* **TASK DESCRIPTION**
Check each line of the listing below for the string "значений", and copy the ones that have it.

[Data entries]
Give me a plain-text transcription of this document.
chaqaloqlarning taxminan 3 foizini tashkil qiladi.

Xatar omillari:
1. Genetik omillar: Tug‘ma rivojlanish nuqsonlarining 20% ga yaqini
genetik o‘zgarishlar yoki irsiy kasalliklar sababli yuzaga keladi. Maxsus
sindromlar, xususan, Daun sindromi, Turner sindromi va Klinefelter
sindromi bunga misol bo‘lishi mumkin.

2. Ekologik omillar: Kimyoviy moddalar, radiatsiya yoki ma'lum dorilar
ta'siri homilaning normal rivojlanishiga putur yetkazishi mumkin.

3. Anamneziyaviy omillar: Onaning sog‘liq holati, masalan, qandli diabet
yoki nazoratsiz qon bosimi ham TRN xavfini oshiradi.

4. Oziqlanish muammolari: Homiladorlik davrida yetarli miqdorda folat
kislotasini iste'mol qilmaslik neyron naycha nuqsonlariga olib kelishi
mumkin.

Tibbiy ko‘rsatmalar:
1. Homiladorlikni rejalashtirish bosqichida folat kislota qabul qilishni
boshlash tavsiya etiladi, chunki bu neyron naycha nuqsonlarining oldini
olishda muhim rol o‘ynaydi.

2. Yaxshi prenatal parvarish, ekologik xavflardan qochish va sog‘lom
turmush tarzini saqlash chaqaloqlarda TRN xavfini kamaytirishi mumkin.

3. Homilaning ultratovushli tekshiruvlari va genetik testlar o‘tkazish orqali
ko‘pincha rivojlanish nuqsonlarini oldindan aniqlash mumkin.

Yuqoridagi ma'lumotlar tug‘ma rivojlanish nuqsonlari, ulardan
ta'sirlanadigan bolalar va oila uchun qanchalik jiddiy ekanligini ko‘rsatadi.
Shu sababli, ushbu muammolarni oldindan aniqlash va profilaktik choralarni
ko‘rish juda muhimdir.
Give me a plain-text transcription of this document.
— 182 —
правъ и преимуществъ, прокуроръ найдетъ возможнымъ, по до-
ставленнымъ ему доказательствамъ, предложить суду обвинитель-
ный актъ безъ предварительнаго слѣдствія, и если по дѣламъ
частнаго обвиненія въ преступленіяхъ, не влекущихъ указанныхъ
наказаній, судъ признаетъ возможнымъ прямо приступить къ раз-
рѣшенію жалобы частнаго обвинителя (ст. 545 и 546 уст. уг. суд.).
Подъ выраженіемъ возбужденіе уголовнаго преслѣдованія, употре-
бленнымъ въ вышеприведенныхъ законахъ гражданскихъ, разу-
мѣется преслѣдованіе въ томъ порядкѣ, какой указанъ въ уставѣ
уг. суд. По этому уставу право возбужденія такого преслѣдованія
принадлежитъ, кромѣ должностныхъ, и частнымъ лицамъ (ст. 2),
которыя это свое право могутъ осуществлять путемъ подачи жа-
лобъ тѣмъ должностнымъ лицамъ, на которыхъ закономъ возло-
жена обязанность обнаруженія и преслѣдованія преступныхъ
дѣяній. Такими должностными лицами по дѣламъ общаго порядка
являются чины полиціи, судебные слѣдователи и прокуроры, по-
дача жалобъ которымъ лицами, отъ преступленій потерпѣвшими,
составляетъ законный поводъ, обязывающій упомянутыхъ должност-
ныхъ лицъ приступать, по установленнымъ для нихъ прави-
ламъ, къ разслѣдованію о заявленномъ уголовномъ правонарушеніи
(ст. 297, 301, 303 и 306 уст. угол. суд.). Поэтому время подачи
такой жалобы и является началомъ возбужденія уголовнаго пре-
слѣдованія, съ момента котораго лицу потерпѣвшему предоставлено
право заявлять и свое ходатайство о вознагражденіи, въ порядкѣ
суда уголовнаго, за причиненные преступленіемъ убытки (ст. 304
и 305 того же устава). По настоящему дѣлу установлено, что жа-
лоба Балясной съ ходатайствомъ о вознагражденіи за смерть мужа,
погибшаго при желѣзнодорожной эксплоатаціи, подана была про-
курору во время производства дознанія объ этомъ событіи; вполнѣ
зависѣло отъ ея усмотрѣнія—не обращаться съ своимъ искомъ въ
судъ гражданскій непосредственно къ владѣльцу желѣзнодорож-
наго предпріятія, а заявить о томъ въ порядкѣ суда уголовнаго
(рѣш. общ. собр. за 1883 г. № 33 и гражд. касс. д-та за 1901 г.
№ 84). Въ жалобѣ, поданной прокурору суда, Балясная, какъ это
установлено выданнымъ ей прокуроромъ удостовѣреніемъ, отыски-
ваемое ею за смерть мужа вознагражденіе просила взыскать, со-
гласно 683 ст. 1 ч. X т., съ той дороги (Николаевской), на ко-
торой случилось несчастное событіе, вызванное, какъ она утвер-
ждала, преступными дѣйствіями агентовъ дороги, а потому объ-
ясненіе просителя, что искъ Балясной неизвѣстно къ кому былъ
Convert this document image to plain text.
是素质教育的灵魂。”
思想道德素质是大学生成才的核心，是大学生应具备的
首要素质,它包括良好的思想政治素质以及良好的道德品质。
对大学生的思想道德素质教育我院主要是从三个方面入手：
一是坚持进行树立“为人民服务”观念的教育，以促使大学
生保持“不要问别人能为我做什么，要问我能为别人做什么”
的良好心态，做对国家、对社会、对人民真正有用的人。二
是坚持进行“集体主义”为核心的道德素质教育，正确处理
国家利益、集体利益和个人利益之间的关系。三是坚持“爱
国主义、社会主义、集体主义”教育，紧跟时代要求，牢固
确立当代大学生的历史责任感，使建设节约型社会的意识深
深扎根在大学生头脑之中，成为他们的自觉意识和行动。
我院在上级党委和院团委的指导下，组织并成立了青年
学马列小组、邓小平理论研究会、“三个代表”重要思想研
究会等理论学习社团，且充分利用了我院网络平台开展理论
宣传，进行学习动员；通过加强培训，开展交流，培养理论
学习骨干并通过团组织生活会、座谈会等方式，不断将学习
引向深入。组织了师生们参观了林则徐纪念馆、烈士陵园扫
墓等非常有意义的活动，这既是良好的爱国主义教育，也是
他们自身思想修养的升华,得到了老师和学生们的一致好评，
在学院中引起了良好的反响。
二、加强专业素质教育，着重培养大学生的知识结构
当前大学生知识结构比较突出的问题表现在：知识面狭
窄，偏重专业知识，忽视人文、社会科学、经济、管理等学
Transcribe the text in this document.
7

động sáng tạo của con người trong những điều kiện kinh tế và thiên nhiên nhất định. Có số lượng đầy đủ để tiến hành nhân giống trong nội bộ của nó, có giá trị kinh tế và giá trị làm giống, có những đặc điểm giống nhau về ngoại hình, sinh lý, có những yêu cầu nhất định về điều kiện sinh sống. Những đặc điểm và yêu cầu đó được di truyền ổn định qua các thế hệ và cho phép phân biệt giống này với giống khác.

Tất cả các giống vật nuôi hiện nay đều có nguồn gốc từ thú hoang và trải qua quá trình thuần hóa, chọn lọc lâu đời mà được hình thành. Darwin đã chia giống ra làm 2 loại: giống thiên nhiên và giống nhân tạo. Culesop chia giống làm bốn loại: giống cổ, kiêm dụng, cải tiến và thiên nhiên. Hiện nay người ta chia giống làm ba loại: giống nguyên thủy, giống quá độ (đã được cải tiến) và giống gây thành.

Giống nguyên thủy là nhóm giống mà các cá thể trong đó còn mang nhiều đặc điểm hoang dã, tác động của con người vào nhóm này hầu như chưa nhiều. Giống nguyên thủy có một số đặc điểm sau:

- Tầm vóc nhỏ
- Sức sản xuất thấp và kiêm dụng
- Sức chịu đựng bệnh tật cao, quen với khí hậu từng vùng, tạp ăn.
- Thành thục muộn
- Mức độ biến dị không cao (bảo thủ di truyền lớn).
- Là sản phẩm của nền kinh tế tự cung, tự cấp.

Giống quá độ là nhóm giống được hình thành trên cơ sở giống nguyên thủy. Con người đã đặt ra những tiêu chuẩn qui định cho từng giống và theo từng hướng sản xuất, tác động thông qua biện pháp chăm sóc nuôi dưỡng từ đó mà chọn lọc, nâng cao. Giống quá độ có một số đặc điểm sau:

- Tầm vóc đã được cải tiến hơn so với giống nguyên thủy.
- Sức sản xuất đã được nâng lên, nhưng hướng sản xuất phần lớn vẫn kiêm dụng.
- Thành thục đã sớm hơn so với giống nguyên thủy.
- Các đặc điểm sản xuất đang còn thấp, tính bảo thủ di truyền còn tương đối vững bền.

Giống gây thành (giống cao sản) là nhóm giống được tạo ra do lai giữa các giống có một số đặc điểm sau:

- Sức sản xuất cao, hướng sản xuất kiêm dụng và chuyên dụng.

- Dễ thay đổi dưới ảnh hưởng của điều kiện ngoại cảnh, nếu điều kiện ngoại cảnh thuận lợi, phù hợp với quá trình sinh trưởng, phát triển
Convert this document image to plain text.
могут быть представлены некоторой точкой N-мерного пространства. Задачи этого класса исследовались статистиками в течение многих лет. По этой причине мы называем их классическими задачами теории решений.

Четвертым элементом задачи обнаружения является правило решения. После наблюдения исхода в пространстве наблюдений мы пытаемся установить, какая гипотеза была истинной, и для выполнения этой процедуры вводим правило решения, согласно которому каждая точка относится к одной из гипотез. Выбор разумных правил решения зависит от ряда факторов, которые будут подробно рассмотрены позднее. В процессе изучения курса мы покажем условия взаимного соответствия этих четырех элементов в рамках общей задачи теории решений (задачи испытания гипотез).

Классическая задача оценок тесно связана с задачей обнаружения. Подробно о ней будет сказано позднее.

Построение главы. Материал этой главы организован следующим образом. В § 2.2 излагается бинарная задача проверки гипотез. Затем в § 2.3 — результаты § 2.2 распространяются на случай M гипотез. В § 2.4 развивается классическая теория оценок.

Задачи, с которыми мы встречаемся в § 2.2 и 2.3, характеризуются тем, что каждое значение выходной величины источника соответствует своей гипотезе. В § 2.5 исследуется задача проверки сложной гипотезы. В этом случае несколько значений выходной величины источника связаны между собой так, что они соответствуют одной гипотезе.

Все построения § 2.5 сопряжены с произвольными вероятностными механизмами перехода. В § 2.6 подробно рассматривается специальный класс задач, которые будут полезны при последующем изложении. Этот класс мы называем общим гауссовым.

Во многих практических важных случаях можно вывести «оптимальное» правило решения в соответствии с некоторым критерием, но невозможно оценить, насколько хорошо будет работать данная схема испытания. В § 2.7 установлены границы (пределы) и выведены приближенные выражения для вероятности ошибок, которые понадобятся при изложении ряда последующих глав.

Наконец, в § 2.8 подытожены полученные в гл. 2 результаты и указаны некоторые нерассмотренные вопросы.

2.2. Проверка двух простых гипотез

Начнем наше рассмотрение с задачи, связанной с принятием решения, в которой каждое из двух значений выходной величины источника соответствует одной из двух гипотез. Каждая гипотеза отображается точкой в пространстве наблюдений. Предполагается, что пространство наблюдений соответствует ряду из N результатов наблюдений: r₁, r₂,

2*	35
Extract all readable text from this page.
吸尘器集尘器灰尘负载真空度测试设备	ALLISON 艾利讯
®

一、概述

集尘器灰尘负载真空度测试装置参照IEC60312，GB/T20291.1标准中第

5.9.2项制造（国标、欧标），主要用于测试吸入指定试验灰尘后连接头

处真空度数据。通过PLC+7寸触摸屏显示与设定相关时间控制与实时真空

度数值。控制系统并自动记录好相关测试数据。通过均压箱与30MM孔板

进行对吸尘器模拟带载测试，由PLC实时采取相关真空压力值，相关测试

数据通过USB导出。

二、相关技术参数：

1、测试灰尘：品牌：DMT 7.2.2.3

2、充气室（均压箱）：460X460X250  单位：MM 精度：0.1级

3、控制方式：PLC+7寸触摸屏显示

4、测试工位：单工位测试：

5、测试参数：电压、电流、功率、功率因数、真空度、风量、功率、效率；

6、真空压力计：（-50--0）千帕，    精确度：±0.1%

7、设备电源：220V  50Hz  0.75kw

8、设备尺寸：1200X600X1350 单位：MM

* **RESPONSE TO THIS TASK**
Задачи, с которыми мы встречаемся в § 2.2 и 2.3, характеризуются тем, что каждое значение выходной величины источника соответствует своей гипотезе. В § 2.5 исследуется задача проверки сложной гипотезы. В этом случае несколько значений выходной величины источника связаны между собой так, что они соответствуют одной гипотезе.
Начнем наше рассмотрение с задачи, связанной с принятием решения, в которой каждое из двух значений выходной величины источника соответствует одной из двух гипотез. Каждая гипотеза отображается точкой в пространстве наблюдений. Предполагается, что пространство наблюдений соответствует ряду из N результатов наблюдений: r₁, r₂,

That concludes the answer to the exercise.